━━━━━ Stored data ━━━━━

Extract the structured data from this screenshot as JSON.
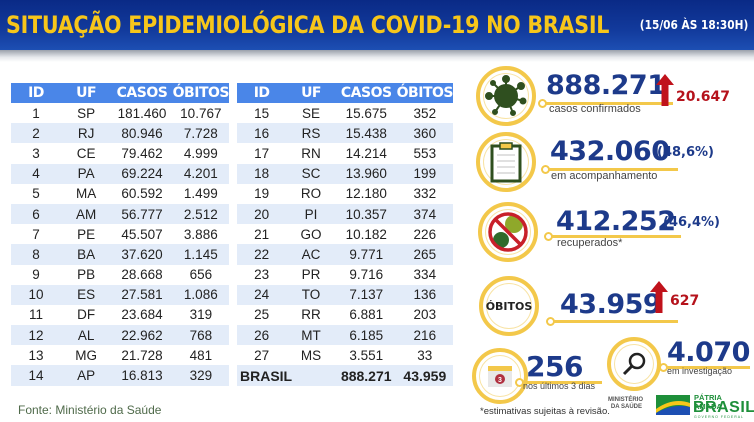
{
  "header": {
    "title": "SITUAÇÃO EPIDEMIOLÓGICA DA COVID-19 NO BRASIL",
    "date": "(15/06 ÀS 18:30H)"
  },
  "table": {
    "columns": [
      "ID",
      "UF",
      "CASOS",
      "ÓBITOS"
    ],
    "left_rows": [
      {
        "id": "1",
        "uf": "SP",
        "casos": "181.460",
        "obitos": "10.767"
      },
      {
        "id": "2",
        "uf": "RJ",
        "casos": "80.946",
        "obitos": "7.728"
      },
      {
        "id": "3",
        "uf": "CE",
        "casos": "79.462",
        "obitos": "4.999"
      },
      {
        "id": "4",
        "uf": "PA",
        "casos": "69.224",
        "obitos": "4.201"
      },
      {
        "id": "5",
        "uf": "MA",
        "casos": "60.592",
        "obitos": "1.499"
      },
      {
        "id": "6",
        "uf": "AM",
        "casos": "56.777",
        "obitos": "2.512"
      },
      {
        "id": "7",
        "uf": "PE",
        "casos": "45.507",
        "obitos": "3.886"
      },
      {
        "id": "8",
        "uf": "BA",
        "casos": "37.620",
        "obitos": "1.145"
      },
      {
        "id": "9",
        "uf": "PB",
        "casos": "28.668",
        "obitos": "656"
      },
      {
        "id": "10",
        "uf": "ES",
        "casos": "27.581",
        "obitos": "1.086"
      },
      {
        "id": "11",
        "uf": "DF",
        "casos": "23.684",
        "obitos": "319"
      },
      {
        "id": "12",
        "uf": "AL",
        "casos": "22.962",
        "obitos": "768"
      },
      {
        "id": "13",
        "uf": "MG",
        "casos": "21.728",
        "obitos": "481"
      },
      {
        "id": "14",
        "uf": "AP",
        "casos": "16.813",
        "obitos": "329"
      }
    ],
    "right_rows": [
      {
        "id": "15",
        "uf": "SE",
        "casos": "15.675",
        "obitos": "352"
      },
      {
        "id": "16",
        "uf": "RS",
        "casos": "15.438",
        "obitos": "360"
      },
      {
        "id": "17",
        "uf": "RN",
        "casos": "14.214",
        "obitos": "553"
      },
      {
        "id": "18",
        "uf": "SC",
        "casos": "13.960",
        "obitos": "199"
      },
      {
        "id": "19",
        "uf": "RO",
        "casos": "12.180",
        "obitos": "332"
      },
      {
        "id": "20",
        "uf": "PI",
        "casos": "10.357",
        "obitos": "374"
      },
      {
        "id": "21",
        "uf": "GO",
        "casos": "10.182",
        "obitos": "226"
      },
      {
        "id": "22",
        "uf": "AC",
        "casos": "9.771",
        "obitos": "265"
      },
      {
        "id": "23",
        "uf": "PR",
        "casos": "9.716",
        "obitos": "334"
      },
      {
        "id": "24",
        "uf": "TO",
        "casos": "7.137",
        "obitos": "136"
      },
      {
        "id": "25",
        "uf": "RR",
        "casos": "6.881",
        "obitos": "203"
      },
      {
        "id": "26",
        "uf": "MT",
        "casos": "6.185",
        "obitos": "216"
      },
      {
        "id": "27",
        "uf": "MS",
        "casos": "3.551",
        "obitos": "33"
      }
    ],
    "total": {
      "label": "BRASIL",
      "casos": "888.271",
      "obitos": "43.959"
    }
  },
  "source": "Fonte: Ministério da Saúde",
  "stats": {
    "confirmed": {
      "value": "888.271",
      "label": "casos confirmados",
      "delta": "20.647",
      "icon": "virus-icon"
    },
    "monitoring": {
      "value": "432.060",
      "pct": "(48,6%)",
      "label": "em acompanhamento",
      "icon": "clipboard-icon"
    },
    "recovered": {
      "value": "412.252",
      "pct": "(46,4%)",
      "label": "recuperados*",
      "icon": "no-virus-icon"
    },
    "deaths": {
      "badge": "ÓBITOS",
      "value": "43.959",
      "delta": "627"
    },
    "recent": {
      "value": "256",
      "label": "nos últimos 3 dias",
      "calendar_day": "3",
      "icon": "calendar-icon"
    },
    "investigation": {
      "value": "4.070",
      "label": "em investigação",
      "icon": "magnifier-icon"
    }
  },
  "footnote": "*estimativas sujeitas à revisão.",
  "branding": {
    "ministry": "MINISTÉRIO DA SAÚDE",
    "logo_line1": "PÁTRIA AMADA",
    "logo_line2": "BRASIL",
    "logo_line3": "GOVERNO FEDERAL"
  },
  "colors": {
    "header_bg": "#0a2a86",
    "title": "#f7c61a",
    "table_header": "#4a86e8",
    "row_alt": "#e3ecf9",
    "number": "#1d3a8a",
    "accent_ring": "#f3c84a",
    "delta_red": "#b5121b"
  }
}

━━━━━

* [Task goal]
Among the entries, find each line that includes the string "icon" and copy it.

* [Result for this task]
      "icon": "virus-icon"
      "icon": "clipboard-icon"
      "icon": "no-virus-icon"
      "icon": "calendar-icon"
      "icon": "magnifier-icon"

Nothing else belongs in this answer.